*Given entries:*
※

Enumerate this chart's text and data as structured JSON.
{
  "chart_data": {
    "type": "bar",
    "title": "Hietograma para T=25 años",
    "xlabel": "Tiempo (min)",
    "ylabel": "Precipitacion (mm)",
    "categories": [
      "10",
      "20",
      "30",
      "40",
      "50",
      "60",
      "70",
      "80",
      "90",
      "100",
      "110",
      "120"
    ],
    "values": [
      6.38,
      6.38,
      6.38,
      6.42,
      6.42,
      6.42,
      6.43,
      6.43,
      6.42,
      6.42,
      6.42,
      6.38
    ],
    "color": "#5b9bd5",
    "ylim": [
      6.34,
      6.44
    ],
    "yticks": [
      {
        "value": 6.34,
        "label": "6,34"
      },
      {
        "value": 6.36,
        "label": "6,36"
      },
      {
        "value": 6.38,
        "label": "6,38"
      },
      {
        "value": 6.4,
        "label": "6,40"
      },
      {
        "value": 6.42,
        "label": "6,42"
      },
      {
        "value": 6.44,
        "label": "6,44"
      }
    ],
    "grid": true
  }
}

※

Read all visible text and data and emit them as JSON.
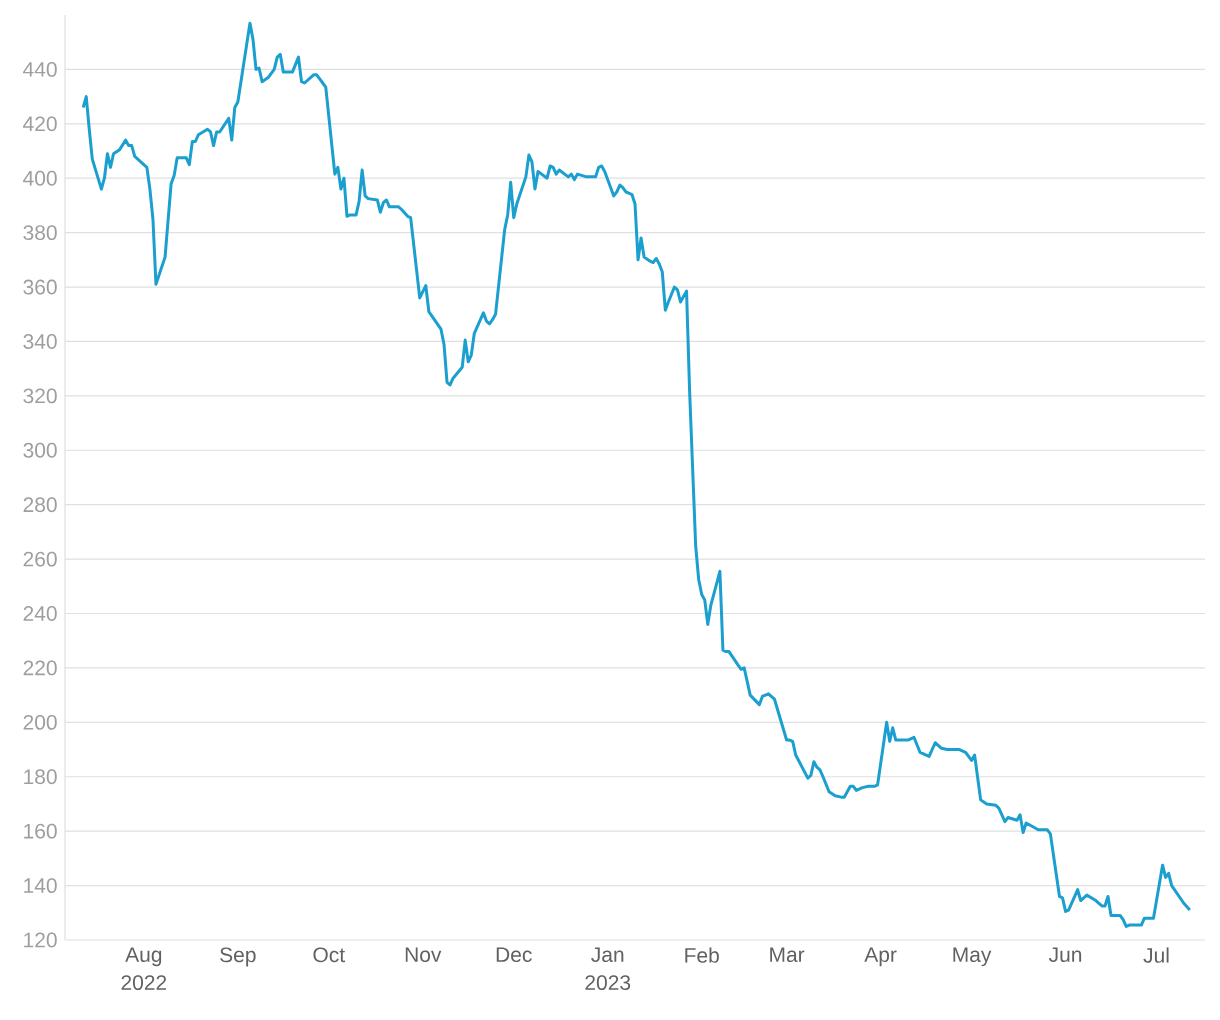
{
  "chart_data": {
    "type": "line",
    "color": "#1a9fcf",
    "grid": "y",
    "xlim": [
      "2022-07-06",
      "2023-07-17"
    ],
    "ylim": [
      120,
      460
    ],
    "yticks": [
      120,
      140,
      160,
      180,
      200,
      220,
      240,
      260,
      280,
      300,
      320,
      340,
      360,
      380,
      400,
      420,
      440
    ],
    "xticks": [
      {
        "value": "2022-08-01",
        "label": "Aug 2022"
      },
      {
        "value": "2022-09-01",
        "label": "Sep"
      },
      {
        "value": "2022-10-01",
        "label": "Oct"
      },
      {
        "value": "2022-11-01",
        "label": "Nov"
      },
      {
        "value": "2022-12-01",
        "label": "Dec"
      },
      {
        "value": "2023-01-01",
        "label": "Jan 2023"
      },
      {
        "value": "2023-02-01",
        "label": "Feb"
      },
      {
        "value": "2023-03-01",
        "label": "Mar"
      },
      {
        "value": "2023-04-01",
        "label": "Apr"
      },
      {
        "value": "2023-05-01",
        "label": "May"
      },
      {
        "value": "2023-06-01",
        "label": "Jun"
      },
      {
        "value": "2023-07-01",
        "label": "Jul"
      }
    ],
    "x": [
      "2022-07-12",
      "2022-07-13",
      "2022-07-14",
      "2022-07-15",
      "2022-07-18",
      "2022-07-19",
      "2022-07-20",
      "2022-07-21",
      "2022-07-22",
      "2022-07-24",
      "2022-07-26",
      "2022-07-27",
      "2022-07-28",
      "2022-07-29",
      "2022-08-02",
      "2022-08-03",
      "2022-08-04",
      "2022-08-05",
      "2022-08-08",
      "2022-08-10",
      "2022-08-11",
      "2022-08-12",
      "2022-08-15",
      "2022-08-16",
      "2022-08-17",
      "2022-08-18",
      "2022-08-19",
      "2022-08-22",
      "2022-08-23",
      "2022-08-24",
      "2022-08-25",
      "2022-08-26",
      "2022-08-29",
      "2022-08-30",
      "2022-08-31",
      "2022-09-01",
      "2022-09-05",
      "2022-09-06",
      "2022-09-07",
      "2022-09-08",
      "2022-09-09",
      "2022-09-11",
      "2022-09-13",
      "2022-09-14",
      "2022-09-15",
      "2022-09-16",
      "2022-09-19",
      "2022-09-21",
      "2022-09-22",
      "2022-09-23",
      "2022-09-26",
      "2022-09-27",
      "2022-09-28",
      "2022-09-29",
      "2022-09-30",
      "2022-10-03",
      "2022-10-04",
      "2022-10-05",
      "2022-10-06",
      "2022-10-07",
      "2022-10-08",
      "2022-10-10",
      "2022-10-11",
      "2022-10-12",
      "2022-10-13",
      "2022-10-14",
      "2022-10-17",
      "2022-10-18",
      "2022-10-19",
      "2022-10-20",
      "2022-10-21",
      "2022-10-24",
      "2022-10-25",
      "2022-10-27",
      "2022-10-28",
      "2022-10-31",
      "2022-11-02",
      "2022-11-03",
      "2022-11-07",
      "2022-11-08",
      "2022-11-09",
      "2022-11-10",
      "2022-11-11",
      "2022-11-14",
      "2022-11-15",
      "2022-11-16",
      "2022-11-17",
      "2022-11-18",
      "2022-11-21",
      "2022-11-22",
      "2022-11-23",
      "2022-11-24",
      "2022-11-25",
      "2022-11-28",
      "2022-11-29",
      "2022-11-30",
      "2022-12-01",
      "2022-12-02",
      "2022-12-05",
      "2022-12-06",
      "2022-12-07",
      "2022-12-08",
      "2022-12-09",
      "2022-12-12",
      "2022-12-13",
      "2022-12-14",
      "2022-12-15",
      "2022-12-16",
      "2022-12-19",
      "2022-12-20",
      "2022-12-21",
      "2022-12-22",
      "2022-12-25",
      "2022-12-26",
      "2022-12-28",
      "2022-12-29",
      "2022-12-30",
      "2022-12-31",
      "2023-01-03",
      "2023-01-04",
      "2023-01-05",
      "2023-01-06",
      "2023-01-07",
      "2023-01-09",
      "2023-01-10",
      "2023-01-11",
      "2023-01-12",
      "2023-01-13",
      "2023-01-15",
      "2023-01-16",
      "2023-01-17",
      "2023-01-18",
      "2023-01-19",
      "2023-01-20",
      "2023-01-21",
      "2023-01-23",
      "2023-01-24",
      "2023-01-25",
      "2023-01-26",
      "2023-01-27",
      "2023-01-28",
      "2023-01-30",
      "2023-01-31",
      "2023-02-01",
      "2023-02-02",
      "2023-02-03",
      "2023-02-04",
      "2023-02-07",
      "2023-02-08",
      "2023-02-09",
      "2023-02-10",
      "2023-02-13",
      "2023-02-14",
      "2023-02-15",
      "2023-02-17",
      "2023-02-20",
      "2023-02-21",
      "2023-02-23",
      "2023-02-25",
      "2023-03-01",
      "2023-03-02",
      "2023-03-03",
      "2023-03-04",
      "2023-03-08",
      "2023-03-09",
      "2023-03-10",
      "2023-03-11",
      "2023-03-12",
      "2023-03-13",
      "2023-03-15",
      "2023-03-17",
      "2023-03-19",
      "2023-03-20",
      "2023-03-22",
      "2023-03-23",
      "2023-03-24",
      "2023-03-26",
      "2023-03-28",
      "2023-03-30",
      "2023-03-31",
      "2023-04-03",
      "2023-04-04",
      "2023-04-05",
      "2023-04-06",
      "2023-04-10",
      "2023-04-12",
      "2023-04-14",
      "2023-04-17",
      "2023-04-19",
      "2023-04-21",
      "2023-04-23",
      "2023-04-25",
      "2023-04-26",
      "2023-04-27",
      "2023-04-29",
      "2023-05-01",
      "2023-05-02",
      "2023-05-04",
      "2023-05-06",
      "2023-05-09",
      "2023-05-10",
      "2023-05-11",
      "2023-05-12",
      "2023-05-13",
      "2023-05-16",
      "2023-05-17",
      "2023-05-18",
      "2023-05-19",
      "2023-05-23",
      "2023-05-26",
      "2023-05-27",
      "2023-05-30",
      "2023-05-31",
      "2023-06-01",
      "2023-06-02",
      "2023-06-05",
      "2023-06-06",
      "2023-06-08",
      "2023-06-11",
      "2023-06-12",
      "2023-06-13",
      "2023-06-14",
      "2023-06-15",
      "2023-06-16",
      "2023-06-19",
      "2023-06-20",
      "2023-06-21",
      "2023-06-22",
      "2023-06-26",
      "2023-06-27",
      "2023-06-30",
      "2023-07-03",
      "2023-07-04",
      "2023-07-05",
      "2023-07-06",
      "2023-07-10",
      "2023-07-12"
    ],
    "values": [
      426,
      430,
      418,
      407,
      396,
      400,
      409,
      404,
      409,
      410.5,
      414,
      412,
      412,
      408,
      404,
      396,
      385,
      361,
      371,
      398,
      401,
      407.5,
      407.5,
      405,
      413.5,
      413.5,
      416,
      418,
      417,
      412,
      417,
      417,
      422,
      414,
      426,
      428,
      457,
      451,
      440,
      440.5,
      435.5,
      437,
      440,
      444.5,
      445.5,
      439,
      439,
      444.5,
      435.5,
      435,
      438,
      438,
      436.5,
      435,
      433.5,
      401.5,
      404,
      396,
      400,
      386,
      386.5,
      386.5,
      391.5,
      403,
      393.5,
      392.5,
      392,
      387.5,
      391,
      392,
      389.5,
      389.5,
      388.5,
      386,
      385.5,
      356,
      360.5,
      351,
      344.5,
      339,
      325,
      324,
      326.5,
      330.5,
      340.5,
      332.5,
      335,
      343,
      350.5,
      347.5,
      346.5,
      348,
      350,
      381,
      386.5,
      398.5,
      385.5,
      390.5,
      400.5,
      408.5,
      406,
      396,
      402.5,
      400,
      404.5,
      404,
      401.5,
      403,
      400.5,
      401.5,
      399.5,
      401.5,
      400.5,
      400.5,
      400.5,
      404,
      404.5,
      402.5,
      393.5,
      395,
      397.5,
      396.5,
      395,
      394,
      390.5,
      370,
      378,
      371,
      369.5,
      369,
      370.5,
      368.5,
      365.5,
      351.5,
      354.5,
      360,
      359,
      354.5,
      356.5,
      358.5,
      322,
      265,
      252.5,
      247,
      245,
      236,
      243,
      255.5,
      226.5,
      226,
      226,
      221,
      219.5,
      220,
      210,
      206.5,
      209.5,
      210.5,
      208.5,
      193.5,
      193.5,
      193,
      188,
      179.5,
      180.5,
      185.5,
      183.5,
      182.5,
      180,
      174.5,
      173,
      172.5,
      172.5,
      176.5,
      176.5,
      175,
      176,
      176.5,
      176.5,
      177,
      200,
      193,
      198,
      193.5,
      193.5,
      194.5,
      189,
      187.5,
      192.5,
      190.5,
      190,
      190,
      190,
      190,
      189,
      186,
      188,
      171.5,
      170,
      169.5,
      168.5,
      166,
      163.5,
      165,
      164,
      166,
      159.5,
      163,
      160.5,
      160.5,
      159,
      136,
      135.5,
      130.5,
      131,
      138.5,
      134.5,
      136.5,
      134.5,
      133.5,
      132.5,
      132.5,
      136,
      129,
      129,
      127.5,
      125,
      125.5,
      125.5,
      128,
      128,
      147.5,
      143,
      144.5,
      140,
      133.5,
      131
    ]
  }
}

※

*Stated exercise:* Return every line above in which the string "text" occurs.

*Answer to the task:*
Enumerate this chart's text and data as structured JSON.
Read all visible text and data and emit them as JSON.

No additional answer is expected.